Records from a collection
━━━━━━

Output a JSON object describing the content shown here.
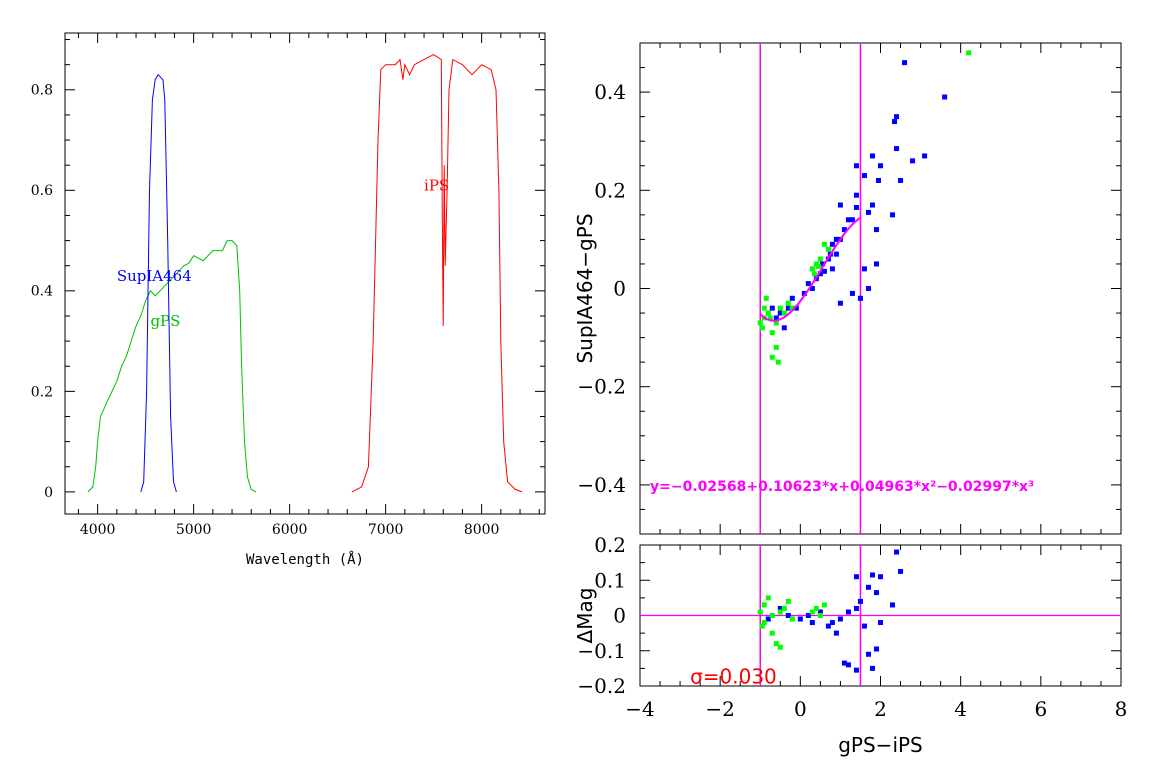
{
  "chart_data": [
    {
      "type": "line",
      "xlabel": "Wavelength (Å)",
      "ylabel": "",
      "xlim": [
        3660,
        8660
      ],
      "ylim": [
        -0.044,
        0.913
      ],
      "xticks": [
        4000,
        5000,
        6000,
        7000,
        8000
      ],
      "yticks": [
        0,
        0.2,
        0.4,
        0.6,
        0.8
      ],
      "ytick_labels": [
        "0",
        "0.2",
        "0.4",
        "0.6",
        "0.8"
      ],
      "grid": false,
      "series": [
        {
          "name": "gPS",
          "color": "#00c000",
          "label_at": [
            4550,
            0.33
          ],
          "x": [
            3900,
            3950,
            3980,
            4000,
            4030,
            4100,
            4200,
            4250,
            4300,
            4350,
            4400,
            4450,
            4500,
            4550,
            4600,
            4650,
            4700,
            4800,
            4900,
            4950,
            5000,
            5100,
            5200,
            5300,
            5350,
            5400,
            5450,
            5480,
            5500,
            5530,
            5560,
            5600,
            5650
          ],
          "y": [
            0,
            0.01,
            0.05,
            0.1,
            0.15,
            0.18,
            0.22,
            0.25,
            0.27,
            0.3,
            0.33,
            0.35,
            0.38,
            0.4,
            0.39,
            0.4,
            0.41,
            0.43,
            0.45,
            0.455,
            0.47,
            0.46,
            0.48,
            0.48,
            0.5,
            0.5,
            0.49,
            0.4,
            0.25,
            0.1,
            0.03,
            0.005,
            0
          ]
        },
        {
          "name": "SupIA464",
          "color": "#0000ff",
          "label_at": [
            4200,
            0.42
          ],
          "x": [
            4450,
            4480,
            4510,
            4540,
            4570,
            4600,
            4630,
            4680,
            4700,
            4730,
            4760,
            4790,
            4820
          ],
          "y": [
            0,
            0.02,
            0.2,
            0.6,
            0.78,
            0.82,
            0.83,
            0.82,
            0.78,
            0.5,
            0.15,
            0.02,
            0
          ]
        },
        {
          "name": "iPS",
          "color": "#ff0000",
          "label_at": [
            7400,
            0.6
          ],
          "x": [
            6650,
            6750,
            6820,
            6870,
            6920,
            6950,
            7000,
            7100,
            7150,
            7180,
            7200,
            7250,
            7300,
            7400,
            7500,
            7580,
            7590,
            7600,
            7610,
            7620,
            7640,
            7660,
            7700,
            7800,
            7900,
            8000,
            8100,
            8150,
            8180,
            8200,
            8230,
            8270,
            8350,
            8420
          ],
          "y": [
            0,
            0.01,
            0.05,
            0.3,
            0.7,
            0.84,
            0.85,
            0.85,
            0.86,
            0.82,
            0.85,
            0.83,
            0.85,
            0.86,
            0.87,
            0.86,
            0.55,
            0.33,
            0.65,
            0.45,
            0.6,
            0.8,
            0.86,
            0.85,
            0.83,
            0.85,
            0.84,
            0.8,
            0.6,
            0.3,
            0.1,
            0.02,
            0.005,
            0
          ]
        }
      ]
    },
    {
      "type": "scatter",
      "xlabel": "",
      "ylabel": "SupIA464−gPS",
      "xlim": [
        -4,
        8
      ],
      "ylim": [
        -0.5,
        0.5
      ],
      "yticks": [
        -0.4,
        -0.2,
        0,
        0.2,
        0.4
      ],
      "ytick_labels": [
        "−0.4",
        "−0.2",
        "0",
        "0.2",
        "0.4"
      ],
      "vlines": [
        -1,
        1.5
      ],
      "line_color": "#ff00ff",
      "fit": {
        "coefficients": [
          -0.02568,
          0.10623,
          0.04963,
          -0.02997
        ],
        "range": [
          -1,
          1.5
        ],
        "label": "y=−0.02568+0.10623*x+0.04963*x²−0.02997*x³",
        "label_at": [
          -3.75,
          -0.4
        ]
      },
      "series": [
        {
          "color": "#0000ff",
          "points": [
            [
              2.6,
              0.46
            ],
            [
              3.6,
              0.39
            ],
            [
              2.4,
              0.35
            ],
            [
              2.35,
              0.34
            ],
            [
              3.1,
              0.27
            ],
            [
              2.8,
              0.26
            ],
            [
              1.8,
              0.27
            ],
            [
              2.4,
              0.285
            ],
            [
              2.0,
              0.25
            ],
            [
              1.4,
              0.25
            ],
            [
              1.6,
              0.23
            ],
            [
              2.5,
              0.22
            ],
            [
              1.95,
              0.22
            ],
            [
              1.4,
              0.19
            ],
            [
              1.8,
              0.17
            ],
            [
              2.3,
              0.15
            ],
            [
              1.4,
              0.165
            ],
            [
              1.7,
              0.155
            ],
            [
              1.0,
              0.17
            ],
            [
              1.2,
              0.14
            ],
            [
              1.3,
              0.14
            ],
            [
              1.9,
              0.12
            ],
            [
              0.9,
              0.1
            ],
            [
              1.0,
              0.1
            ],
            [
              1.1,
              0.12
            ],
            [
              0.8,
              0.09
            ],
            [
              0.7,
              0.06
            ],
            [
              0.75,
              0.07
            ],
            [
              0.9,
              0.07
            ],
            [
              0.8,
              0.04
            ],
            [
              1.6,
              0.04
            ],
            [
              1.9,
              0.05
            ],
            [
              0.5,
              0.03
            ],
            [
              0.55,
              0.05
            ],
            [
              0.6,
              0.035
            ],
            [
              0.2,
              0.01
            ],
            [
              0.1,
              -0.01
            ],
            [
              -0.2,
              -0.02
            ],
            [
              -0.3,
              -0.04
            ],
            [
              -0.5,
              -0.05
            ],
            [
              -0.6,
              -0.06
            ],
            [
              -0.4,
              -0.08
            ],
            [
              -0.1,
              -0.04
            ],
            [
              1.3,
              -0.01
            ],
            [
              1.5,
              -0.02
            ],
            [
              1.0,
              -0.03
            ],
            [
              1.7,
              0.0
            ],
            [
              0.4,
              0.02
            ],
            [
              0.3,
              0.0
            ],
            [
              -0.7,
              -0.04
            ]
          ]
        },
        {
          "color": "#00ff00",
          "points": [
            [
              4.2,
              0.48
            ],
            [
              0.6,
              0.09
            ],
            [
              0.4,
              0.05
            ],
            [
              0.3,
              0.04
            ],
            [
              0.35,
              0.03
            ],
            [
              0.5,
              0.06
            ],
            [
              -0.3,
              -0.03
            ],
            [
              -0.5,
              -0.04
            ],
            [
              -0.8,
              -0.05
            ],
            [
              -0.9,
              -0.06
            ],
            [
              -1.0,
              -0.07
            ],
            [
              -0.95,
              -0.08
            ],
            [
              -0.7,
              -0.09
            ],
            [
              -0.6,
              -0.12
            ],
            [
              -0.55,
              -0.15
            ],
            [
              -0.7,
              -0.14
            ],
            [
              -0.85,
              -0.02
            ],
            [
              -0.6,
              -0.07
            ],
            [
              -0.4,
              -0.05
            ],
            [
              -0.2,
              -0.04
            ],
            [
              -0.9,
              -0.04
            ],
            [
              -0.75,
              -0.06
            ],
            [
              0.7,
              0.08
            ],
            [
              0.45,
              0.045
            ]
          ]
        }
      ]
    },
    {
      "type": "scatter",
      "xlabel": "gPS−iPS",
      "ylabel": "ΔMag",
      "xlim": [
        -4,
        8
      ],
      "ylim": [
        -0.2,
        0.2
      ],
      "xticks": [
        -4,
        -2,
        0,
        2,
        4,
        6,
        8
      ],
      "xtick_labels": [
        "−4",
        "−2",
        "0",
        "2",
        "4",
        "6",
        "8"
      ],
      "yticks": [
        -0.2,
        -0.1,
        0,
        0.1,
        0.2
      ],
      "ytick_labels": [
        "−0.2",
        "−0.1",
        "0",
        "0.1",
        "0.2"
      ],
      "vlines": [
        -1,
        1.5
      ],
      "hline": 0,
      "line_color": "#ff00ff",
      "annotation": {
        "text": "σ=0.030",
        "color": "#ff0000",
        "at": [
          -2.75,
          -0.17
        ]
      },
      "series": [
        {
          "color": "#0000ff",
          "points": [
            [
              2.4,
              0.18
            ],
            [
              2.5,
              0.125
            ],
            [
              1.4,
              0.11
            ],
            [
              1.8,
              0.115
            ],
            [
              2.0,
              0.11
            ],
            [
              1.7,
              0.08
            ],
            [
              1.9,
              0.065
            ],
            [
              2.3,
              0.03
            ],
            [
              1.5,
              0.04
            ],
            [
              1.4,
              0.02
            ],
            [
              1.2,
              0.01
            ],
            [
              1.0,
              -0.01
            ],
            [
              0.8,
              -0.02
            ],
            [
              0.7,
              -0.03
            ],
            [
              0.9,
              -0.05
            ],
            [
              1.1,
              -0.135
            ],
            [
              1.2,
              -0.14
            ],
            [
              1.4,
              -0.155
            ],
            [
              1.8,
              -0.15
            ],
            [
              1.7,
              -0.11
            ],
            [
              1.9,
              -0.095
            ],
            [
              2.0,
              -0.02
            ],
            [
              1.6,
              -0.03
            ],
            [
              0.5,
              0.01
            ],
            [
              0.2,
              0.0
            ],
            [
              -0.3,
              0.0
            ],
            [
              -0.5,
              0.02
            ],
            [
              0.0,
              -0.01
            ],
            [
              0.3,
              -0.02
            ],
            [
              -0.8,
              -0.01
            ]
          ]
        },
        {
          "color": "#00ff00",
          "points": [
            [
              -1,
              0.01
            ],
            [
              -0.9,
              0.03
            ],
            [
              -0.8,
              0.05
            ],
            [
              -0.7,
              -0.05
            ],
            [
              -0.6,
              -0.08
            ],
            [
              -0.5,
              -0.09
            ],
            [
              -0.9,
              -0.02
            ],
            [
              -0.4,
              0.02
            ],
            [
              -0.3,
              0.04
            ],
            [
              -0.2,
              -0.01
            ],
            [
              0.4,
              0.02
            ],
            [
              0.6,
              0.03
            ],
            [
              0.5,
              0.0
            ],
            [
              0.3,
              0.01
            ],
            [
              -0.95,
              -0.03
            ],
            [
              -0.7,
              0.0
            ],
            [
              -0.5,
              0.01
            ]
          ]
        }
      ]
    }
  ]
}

━━━━━━

**Instruction**
Track down all lines above with the string "xlabel" and copy them.

**Answer for the task**
      "xlabel": "Wavelength (Å)",
      "xlabel": "",
      "xlabel": "gPS−iPS",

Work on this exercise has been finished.